Input rows:
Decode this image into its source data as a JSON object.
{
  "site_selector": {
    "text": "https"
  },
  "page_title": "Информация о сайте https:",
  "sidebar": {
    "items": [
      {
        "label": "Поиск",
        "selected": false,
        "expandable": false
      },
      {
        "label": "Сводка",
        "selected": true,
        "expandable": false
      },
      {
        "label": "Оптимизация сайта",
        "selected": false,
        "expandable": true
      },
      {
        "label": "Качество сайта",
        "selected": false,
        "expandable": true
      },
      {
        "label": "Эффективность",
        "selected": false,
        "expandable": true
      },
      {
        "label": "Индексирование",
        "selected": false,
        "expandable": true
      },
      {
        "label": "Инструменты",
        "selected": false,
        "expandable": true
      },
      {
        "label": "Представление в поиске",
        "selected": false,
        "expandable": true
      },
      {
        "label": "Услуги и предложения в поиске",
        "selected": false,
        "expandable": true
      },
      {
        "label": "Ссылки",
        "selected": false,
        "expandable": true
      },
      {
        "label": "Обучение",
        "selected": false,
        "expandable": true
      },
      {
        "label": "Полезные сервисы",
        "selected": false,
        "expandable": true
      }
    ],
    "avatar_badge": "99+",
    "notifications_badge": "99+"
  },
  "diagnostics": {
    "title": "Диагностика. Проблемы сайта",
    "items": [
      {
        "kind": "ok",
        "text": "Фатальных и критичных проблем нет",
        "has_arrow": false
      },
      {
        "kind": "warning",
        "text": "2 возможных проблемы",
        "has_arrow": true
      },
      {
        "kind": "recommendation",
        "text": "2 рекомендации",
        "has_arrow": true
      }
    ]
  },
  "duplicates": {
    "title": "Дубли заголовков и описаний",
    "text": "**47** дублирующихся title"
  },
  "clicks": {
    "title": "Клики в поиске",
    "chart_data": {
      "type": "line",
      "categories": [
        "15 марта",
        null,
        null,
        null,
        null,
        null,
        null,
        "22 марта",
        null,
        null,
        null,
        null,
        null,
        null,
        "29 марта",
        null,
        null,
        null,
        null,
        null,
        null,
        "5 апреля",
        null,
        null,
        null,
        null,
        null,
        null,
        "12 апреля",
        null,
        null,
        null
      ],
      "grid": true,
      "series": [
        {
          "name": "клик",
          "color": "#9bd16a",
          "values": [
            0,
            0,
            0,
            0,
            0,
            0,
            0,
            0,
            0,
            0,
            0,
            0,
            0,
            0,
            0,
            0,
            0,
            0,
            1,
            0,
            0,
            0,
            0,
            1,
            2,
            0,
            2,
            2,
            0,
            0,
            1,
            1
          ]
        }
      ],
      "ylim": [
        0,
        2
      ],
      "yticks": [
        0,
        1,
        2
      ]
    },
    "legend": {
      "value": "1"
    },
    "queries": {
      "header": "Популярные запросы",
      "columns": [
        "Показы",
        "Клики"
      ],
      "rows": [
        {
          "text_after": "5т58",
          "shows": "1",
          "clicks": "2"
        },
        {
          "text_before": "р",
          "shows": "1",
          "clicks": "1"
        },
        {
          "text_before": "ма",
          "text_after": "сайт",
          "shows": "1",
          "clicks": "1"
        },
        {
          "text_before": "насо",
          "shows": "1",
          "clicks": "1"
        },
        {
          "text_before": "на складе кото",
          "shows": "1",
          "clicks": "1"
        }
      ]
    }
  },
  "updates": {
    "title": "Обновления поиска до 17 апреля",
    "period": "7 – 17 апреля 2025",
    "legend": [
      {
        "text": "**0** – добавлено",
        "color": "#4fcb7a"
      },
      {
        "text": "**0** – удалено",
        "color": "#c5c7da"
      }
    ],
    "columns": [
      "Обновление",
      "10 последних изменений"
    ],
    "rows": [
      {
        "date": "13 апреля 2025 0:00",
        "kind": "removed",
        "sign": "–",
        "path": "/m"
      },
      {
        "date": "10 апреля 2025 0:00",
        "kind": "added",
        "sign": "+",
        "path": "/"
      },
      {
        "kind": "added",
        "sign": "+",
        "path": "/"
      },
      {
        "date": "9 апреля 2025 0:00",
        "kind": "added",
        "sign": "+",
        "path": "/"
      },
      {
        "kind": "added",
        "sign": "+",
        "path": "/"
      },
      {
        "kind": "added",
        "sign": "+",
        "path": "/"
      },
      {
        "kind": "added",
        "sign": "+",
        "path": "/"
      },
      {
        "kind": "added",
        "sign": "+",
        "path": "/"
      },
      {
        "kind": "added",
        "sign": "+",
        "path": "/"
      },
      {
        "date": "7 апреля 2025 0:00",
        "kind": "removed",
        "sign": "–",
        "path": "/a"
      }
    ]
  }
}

Work to be completed: Repeat the data above, word for word.

Task response:
Decode this image into its source data as a JSON object.
{
  "site_selector": {
    "text": "https"
  },
  "page_title": "Информация о сайте https:",
  "sidebar": {
    "items": [
      {
        "label": "Поиск",
        "selected": false,
        "expandable": false
      },
      {
        "label": "Сводка",
        "selected": true,
        "expandable": false
      },
      {
        "label": "Оптимизация сайта",
        "selected": false,
        "expandable": true
      },
      {
        "label": "Качество сайта",
        "selected": false,
        "expandable": true
      },
      {
        "label": "Эффективность",
        "selected": false,
        "expandable": true
      },
      {
        "label": "Индексирование",
        "selected": false,
        "expandable": true
      },
      {
        "label": "Инструменты",
        "selected": false,
        "expandable": true
      },
      {
        "label": "Представление в поиске",
        "selected": false,
        "expandable": true
      },
      {
        "label": "Услуги и предложения в поиске",
        "selected": false,
        "expandable": true
      },
      {
        "label": "Ссылки",
        "selected": false,
        "expandable": true
      },
      {
        "label": "Обучение",
        "selected": false,
        "expandable": true
      },
      {
        "label": "Полезные сервисы",
        "selected": false,
        "expandable": true
      }
    ],
    "avatar_badge": "99+",
    "notifications_badge": "99+"
  },
  "diagnostics": {
    "title": "Диагностика. Проблемы сайта",
    "items": [
      {
        "kind": "ok",
        "text": "Фатальных и критичных проблем нет",
        "has_arrow": false
      },
      {
        "kind": "warning",
        "text": "2 возможных проблемы",
        "has_arrow": true
      },
      {
        "kind": "recommendation",
        "text": "2 рекомендации",
        "has_arrow": true
      }
    ]
  },
  "duplicates": {
    "title": "Дубли заголовков и описаний",
    "text": "**47** дублирующихся title"
  },
  "clicks": {
    "title": "Клики в поиске",
    "chart_data": {
      "type": "line",
      "categories": [
        "15 марта",
        null,
        null,
        null,
        null,
        null,
        null,
        "22 марта",
        null,
        null,
        null,
        null,
        null,
        null,
        "29 марта",
        null,
        null,
        null,
        null,
        null,
        null,
        "5 апреля",
        null,
        null,
        null,
        null,
        null,
        null,
        "12 апреля",
        null,
        null,
        null
      ],
      "grid": true,
      "series": [
        {
          "name": "клик",
          "color": "#9bd16a",
          "values": [
            0,
            0,
            0,
            0,
            0,
            0,
            0,
            0,
            0,
            0,
            0,
            0,
            0,
            0,
            0,
            0,
            0,
            0,
            1,
            0,
            0,
            0,
            0,
            1,
            2,
            0,
            2,
            2,
            0,
            0,
            1,
            1
          ]
        }
      ],
      "ylim": [
        0,
        2
      ],
      "yticks": [
        0,
        1,
        2
      ]
    },
    "legend": {
      "value": "1"
    },
    "queries": {
      "header": "Популярные запросы",
      "columns": [
        "Показы",
        "Клики"
      ],
      "rows": [
        {
          "text_after": "5т58",
          "shows": "1",
          "clicks": "2"
        },
        {
          "text_before": "р",
          "shows": "1",
          "clicks": "1"
        },
        {
          "text_before": "ма",
          "text_after": "сайт",
          "shows": "1",
          "clicks": "1"
        },
        {
          "text_before": "насо",
          "shows": "1",
          "clicks": "1"
        },
        {
          "text_before": "на складе кото",
          "shows": "1",
          "clicks": "1"
        }
      ]
    }
  },
  "updates": {
    "title": "Обновления поиска до 17 апреля",
    "period": "7 – 17 апреля 2025",
    "legend": [
      {
        "text": "**0** – добавлено",
        "color": "#4fcb7a"
      },
      {
        "text": "**0** – удалено",
        "color": "#c5c7da"
      }
    ],
    "columns": [
      "Обновление",
      "10 последних изменений"
    ],
    "rows": [
      {
        "date": "13 апреля 2025 0:00",
        "kind": "removed",
        "sign": "–",
        "path": "/m"
      },
      {
        "date": "10 апреля 2025 0:00",
        "kind": "added",
        "sign": "+",
        "path": "/"
      },
      {
        "kind": "added",
        "sign": "+",
        "path": "/"
      },
      {
        "date": "9 апреля 2025 0:00",
        "kind": "added",
        "sign": "+",
        "path": "/"
      },
      {
        "kind": "added",
        "sign": "+",
        "path": "/"
      },
      {
        "kind": "added",
        "sign": "+",
        "path": "/"
      },
      {
        "kind": "added",
        "sign": "+",
        "path": "/"
      },
      {
        "kind": "added",
        "sign": "+",
        "path": "/"
      },
      {
        "kind": "added",
        "sign": "+",
        "path": "/"
      },
      {
        "date": "7 апреля 2025 0:00",
        "kind": "removed",
        "sign": "–",
        "path": "/a"
      }
    ]
  }
}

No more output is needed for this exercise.